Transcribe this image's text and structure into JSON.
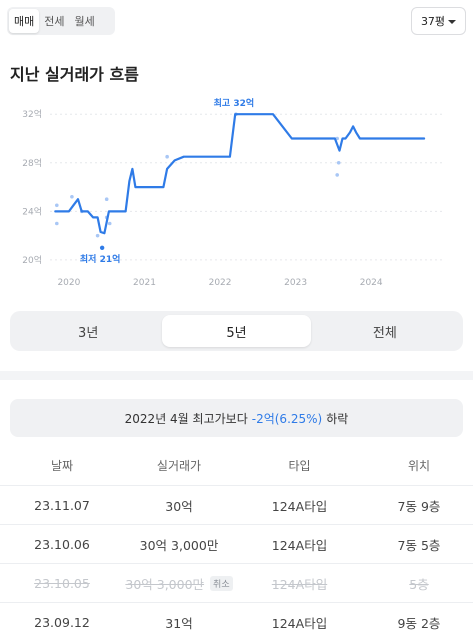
{
  "trade_tabs": [
    {
      "label": "매매",
      "active": true
    },
    {
      "label": "전세",
      "active": false
    },
    {
      "label": "월세",
      "active": false
    }
  ],
  "size_select": {
    "value": "37평",
    "icon": "caret-down-icon"
  },
  "section_title": "지난 실거래가 흐름",
  "chart_data": {
    "type": "line",
    "title": "",
    "xlabel": "",
    "ylabel": "",
    "x_ticks": [
      "2020",
      "2021",
      "2022",
      "2023",
      "2024"
    ],
    "y_ticks": [
      "20억",
      "24억",
      "28억",
      "32억"
    ],
    "ylim": [
      19.5,
      33.5
    ],
    "xlim": [
      2019.75,
      2024.95
    ],
    "grid": "horizontal-dashed",
    "line_color": "#2f7be7",
    "point_color": "#a9c7f5",
    "series": [
      {
        "x": [
          2019.82,
          2019.95,
          2020.0,
          2020.06,
          2020.12,
          2020.17,
          2020.25,
          2020.32,
          2020.38,
          2020.42,
          2020.47,
          2020.53,
          2020.61,
          2020.7,
          2020.75,
          2020.8,
          2020.84,
          2020.88,
          2021.05,
          2021.16,
          2021.25,
          2021.3,
          2021.4,
          2021.52,
          2021.6,
          2021.8,
          2022.0,
          2022.13,
          2022.2,
          2022.3,
          2022.6,
          2022.7,
          2022.95,
          2023.2,
          2023.4,
          2023.52,
          2023.58,
          2023.62,
          2023.66,
          2023.72,
          2023.76,
          2023.8,
          2023.85,
          2023.95,
          2024.1,
          2024.7
        ],
        "y": [
          24,
          24,
          24,
          24.5,
          25,
          24,
          24,
          23.5,
          23.5,
          22.3,
          22.2,
          24,
          24,
          24,
          24,
          26.5,
          27.5,
          26,
          26,
          26,
          26,
          27.5,
          28.2,
          28.5,
          28.5,
          28.5,
          28.5,
          28.5,
          32,
          32,
          32,
          32,
          30,
          30,
          30,
          30,
          29,
          30,
          30,
          30.5,
          31,
          30.5,
          30,
          30,
          30,
          30
        ]
      }
    ],
    "points": {
      "x": [
        2019.84,
        2019.84,
        2020.04,
        2020.17,
        2020.38,
        2020.44,
        2020.5,
        2020.5,
        2020.54,
        2021.3,
        2022.21,
        2023.55,
        2023.55,
        2023.57
      ],
      "y": [
        24.5,
        23.0,
        25.2,
        24.0,
        22.0,
        21.0,
        25.0,
        23.5,
        23.0,
        28.5,
        32.0,
        30.0,
        27.0,
        28.0
      ]
    },
    "annotations": [
      {
        "label": "최고 32억",
        "x": 2022.21,
        "y": 32
      },
      {
        "label": "최저 21억",
        "x": 2020.44,
        "y": 21
      }
    ]
  },
  "period_tabs": [
    {
      "label": "3년",
      "active": false
    },
    {
      "label": "5년",
      "active": true
    },
    {
      "label": "전체",
      "active": false
    }
  ],
  "summary": {
    "prefix": "2022년 4월 최고가보다",
    "change": "-2억(6.25%)",
    "suffix": "하락"
  },
  "table": {
    "headers": {
      "date": "날짜",
      "price": "실거래가",
      "type": "타입",
      "location": "위치"
    },
    "rows": [
      {
        "date": "23.11.07",
        "price": "30억",
        "type": "124A타입",
        "location": "7동 9층",
        "canceled": false
      },
      {
        "date": "23.10.06",
        "price": "30억 3,000만",
        "type": "124A타입",
        "location": "7동 5층",
        "canceled": false
      },
      {
        "date": "23.10.05",
        "price": "30억 3,000만",
        "type": "124A타입",
        "location": "5층",
        "canceled": true,
        "badge": "취소"
      },
      {
        "date": "23.09.12",
        "price": "31억",
        "type": "124A타입",
        "location": "9동 2층",
        "canceled": false
      }
    ]
  }
}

━━━━━━━━━━━━━━━━

▸ **OBJECTIVE**
Drop the images and quote the entries word for word.

▸ **THE COMPLETED TASK**
Transcribe this image's text and structure into JSON.
{
  "trade_tabs": [
    {
      "label": "매매",
      "active": true
    },
    {
      "label": "전세",
      "active": false
    },
    {
      "label": "월세",
      "active": false
    }
  ],
  "size_select": {
    "value": "37평",
    "icon": "caret-down-icon"
  },
  "section_title": "지난 실거래가 흐름",
  "chart_data": {
    "type": "line",
    "title": "",
    "xlabel": "",
    "ylabel": "",
    "x_ticks": [
      "2020",
      "2021",
      "2022",
      "2023",
      "2024"
    ],
    "y_ticks": [
      "20억",
      "24억",
      "28억",
      "32억"
    ],
    "ylim": [
      19.5,
      33.5
    ],
    "xlim": [
      2019.75,
      2024.95
    ],
    "grid": "horizontal-dashed",
    "line_color": "#2f7be7",
    "point_color": "#a9c7f5",
    "series": [
      {
        "x": [
          2019.82,
          2019.95,
          2020.0,
          2020.06,
          2020.12,
          2020.17,
          2020.25,
          2020.32,
          2020.38,
          2020.42,
          2020.47,
          2020.53,
          2020.61,
          2020.7,
          2020.75,
          2020.8,
          2020.84,
          2020.88,
          2021.05,
          2021.16,
          2021.25,
          2021.3,
          2021.4,
          2021.52,
          2021.6,
          2021.8,
          2022.0,
          2022.13,
          2022.2,
          2022.3,
          2022.6,
          2022.7,
          2022.95,
          2023.2,
          2023.4,
          2023.52,
          2023.58,
          2023.62,
          2023.66,
          2023.72,
          2023.76,
          2023.8,
          2023.85,
          2023.95,
          2024.1,
          2024.7
        ],
        "y": [
          24,
          24,
          24,
          24.5,
          25,
          24,
          24,
          23.5,
          23.5,
          22.3,
          22.2,
          24,
          24,
          24,
          24,
          26.5,
          27.5,
          26,
          26,
          26,
          26,
          27.5,
          28.2,
          28.5,
          28.5,
          28.5,
          28.5,
          28.5,
          32,
          32,
          32,
          32,
          30,
          30,
          30,
          30,
          29,
          30,
          30,
          30.5,
          31,
          30.5,
          30,
          30,
          30,
          30
        ]
      }
    ],
    "points": {
      "x": [
        2019.84,
        2019.84,
        2020.04,
        2020.17,
        2020.38,
        2020.44,
        2020.5,
        2020.5,
        2020.54,
        2021.3,
        2022.21,
        2023.55,
        2023.55,
        2023.57
      ],
      "y": [
        24.5,
        23.0,
        25.2,
        24.0,
        22.0,
        21.0,
        25.0,
        23.5,
        23.0,
        28.5,
        32.0,
        30.0,
        27.0,
        28.0
      ]
    },
    "annotations": [
      {
        "label": "최고 32억",
        "x": 2022.21,
        "y": 32
      },
      {
        "label": "최저 21억",
        "x": 2020.44,
        "y": 21
      }
    ]
  },
  "period_tabs": [
    {
      "label": "3년",
      "active": false
    },
    {
      "label": "5년",
      "active": true
    },
    {
      "label": "전체",
      "active": false
    }
  ],
  "summary": {
    "prefix": "2022년 4월 최고가보다",
    "change": "-2억(6.25%)",
    "suffix": "하락"
  },
  "table": {
    "headers": {
      "date": "날짜",
      "price": "실거래가",
      "type": "타입",
      "location": "위치"
    },
    "rows": [
      {
        "date": "23.11.07",
        "price": "30억",
        "type": "124A타입",
        "location": "7동 9층",
        "canceled": false
      },
      {
        "date": "23.10.06",
        "price": "30억 3,000만",
        "type": "124A타입",
        "location": "7동 5층",
        "canceled": false
      },
      {
        "date": "23.10.05",
        "price": "30억 3,000만",
        "type": "124A타입",
        "location": "5층",
        "canceled": true,
        "badge": "취소"
      },
      {
        "date": "23.09.12",
        "price": "31억",
        "type": "124A타입",
        "location": "9동 2층",
        "canceled": false
      }
    ]
  }
}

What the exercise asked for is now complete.